— Task requirements —
Copy every line of the records below word for word, keeping their order.

________________________________________

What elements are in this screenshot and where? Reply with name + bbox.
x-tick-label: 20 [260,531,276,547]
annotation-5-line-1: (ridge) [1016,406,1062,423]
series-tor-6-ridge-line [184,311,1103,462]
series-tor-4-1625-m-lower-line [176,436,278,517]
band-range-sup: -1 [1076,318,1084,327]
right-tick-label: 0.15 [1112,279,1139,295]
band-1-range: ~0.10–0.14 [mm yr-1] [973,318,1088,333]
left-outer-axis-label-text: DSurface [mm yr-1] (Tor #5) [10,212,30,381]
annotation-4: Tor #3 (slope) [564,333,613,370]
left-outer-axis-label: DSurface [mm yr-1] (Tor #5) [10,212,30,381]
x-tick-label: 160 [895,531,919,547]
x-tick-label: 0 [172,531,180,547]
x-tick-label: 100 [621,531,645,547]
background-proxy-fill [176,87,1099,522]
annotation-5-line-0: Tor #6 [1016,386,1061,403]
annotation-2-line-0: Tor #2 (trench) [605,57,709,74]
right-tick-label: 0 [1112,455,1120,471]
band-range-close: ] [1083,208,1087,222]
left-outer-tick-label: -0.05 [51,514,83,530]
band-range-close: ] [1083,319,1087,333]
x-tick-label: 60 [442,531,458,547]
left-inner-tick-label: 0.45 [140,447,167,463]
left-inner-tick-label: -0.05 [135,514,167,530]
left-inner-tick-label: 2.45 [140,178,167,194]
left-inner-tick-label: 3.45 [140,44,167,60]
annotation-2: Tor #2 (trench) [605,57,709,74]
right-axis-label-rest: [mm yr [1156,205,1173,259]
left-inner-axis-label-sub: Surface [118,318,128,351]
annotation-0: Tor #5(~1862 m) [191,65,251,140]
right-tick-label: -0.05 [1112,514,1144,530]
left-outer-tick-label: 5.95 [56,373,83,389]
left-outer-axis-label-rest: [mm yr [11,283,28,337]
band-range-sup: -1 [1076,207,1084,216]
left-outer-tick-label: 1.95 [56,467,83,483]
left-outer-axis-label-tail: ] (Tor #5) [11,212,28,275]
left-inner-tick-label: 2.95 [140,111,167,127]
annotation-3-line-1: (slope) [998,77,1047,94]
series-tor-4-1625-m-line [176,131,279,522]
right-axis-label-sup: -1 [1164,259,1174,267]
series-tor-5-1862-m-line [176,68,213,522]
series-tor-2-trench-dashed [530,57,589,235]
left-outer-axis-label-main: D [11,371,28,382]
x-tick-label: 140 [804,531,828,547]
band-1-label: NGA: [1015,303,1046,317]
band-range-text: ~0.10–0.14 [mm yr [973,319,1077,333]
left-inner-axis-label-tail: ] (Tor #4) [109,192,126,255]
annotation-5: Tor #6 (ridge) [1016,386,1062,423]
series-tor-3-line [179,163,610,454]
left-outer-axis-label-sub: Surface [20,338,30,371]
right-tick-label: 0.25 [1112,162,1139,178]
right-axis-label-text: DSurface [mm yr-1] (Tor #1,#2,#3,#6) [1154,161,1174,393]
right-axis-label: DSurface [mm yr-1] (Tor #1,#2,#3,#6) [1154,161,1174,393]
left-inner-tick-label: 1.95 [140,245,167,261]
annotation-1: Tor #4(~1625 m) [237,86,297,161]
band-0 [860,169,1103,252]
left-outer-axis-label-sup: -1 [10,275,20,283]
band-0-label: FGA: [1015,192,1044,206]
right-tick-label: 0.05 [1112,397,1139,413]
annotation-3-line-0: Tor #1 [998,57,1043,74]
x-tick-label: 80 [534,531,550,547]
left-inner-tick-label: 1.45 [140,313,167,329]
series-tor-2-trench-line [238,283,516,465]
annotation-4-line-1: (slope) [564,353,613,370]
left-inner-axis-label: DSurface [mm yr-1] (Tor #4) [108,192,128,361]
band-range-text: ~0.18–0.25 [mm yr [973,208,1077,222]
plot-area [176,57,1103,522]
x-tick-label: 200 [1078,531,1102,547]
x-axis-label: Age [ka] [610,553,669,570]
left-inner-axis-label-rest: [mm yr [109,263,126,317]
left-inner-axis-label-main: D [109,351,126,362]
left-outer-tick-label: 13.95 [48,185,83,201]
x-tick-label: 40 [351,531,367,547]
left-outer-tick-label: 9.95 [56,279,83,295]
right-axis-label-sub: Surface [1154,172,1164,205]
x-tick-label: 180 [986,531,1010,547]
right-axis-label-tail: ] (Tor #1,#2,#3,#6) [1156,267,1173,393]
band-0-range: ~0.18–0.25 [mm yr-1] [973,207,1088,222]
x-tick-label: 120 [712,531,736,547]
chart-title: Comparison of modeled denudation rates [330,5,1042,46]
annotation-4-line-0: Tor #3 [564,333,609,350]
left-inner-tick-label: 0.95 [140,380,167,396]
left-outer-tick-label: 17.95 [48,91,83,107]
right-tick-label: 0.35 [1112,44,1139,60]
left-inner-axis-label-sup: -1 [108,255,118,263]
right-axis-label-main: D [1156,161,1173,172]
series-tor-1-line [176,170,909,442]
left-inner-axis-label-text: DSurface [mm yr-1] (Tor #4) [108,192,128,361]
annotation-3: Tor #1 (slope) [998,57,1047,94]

________________________________________

— Answer for this exercise —
What elements are in this screenshot and where? Reply with name + bbox.
x-tick-label: 20 [260,531,276,547]
annotation-5-line-1: (ridge) [1016,406,1062,423]
series-tor-6-ridge-line [184,311,1103,462]
series-tor-4-1625-m-lower-line [176,436,278,517]
band-range-sup: -1 [1076,318,1084,327]
right-tick-label: 0.15 [1112,279,1139,295]
band-1-range: ~0.10–0.14 [mm yr-1] [973,318,1088,333]
left-outer-axis-label-text: DSurface [mm yr-1] (Tor #5) [10,212,30,381]
annotation-4: Tor #3 (slope) [564,333,613,370]
left-outer-axis-label: DSurface [mm yr-1] (Tor #5) [10,212,30,381]
x-tick-label: 160 [895,531,919,547]
x-tick-label: 0 [172,531,180,547]
x-tick-label: 100 [621,531,645,547]
background-proxy-fill [176,87,1099,522]
annotation-5-line-0: Tor #6 [1016,386,1061,403]
annotation-2-line-0: Tor #2 (trench) [605,57,709,74]
right-tick-label: 0 [1112,455,1120,471]
band-range-close: ] [1083,208,1087,222]
left-outer-tick-label: -0.05 [51,514,83,530]
band-range-close: ] [1083,319,1087,333]
x-tick-label: 60 [442,531,458,547]
left-inner-tick-label: 0.45 [140,447,167,463]
left-inner-tick-label: -0.05 [135,514,167,530]
left-inner-tick-label: 2.45 [140,178,167,194]
left-inner-tick-label: 3.45 [140,44,167,60]
annotation-2: Tor #2 (trench) [605,57,709,74]
right-axis-label-rest: [mm yr [1156,205,1173,259]
left-inner-axis-label-sub: Surface [118,318,128,351]
annotation-0: Tor #5(~1862 m) [191,65,251,140]
right-tick-label: -0.05 [1112,514,1144,530]
left-outer-tick-label: 5.95 [56,373,83,389]
left-outer-axis-label-rest: [mm yr [11,283,28,337]
band-range-sup: -1 [1076,207,1084,216]
left-outer-tick-label: 1.95 [56,467,83,483]
left-outer-axis-label-tail: ] (Tor #5) [11,212,28,275]
left-inner-tick-label: 2.95 [140,111,167,127]
annotation-3-line-1: (slope) [998,77,1047,94]
series-tor-4-1625-m-line [176,131,279,522]
right-axis-label-sup: -1 [1164,259,1174,267]
series-tor-5-1862-m-line [176,68,213,522]
series-tor-2-trench-dashed [530,57,589,235]
left-outer-axis-label-main: D [11,371,28,382]
x-tick-label: 140 [804,531,828,547]
band-1-label: NGA: [1015,303,1046,317]
band-range-text: ~0.10–0.14 [mm yr [973,319,1077,333]
left-inner-axis-label-tail: ] (Tor #4) [109,192,126,255]
annotation-5: Tor #6 (ridge) [1016,386,1062,423]
series-tor-3-line [179,163,610,454]
left-outer-axis-label-sub: Surface [20,338,30,371]
right-tick-label: 0.25 [1112,162,1139,178]
right-axis-label-text: DSurface [mm yr-1] (Tor #1,#2,#3,#6) [1154,161,1174,393]
right-axis-label: DSurface [mm yr-1] (Tor #1,#2,#3,#6) [1154,161,1174,393]
left-inner-tick-label: 1.95 [140,245,167,261]
annotation-1: Tor #4(~1625 m) [237,86,297,161]
band-0 [860,169,1103,252]
left-outer-axis-label-sup: -1 [10,275,20,283]
band-0-label: FGA: [1015,192,1044,206]
right-tick-label: 0.05 [1112,397,1139,413]
annotation-3-line-0: Tor #1 [998,57,1043,74]
x-tick-label: 80 [534,531,550,547]
left-inner-tick-label: 1.45 [140,313,167,329]
series-tor-2-trench-line [238,283,516,465]
annotation-4-line-1: (slope) [564,353,613,370]
left-inner-axis-label: DSurface [mm yr-1] (Tor #4) [108,192,128,361]
band-range-text: ~0.18–0.25 [mm yr [973,208,1077,222]
plot-area [176,57,1103,522]
x-tick-label: 200 [1078,531,1102,547]
x-axis-label: Age [ka] [610,553,669,570]
left-inner-axis-label-rest: [mm yr [109,263,126,317]
left-inner-axis-label-main: D [109,351,126,362]
left-outer-tick-label: 13.95 [48,185,83,201]
x-tick-label: 40 [351,531,367,547]
left-outer-tick-label: 9.95 [56,279,83,295]
right-axis-label-sub: Surface [1154,172,1164,205]
x-tick-label: 180 [986,531,1010,547]
right-axis-label-tail: ] (Tor #1,#2,#3,#6) [1156,267,1173,393]
band-0-range: ~0.18–0.25 [mm yr-1] [973,207,1088,222]
x-tick-label: 120 [712,531,736,547]
chart-title: Comparison of modeled denudation rates [330,5,1042,46]
annotation-4-line-0: Tor #3 [564,333,609,350]
left-inner-tick-label: 0.95 [140,380,167,396]
left-outer-tick-label: 17.95 [48,91,83,107]
right-tick-label: 0.35 [1112,44,1139,60]
left-inner-axis-label-sup: -1 [108,255,118,263]
right-axis-label-main: D [1156,161,1173,172]
series-tor-1-line [176,170,909,442]
left-inner-axis-label-text: DSurface [mm yr-1] (Tor #4) [108,192,128,361]
annotation-3: Tor #1 (slope) [998,57,1047,94]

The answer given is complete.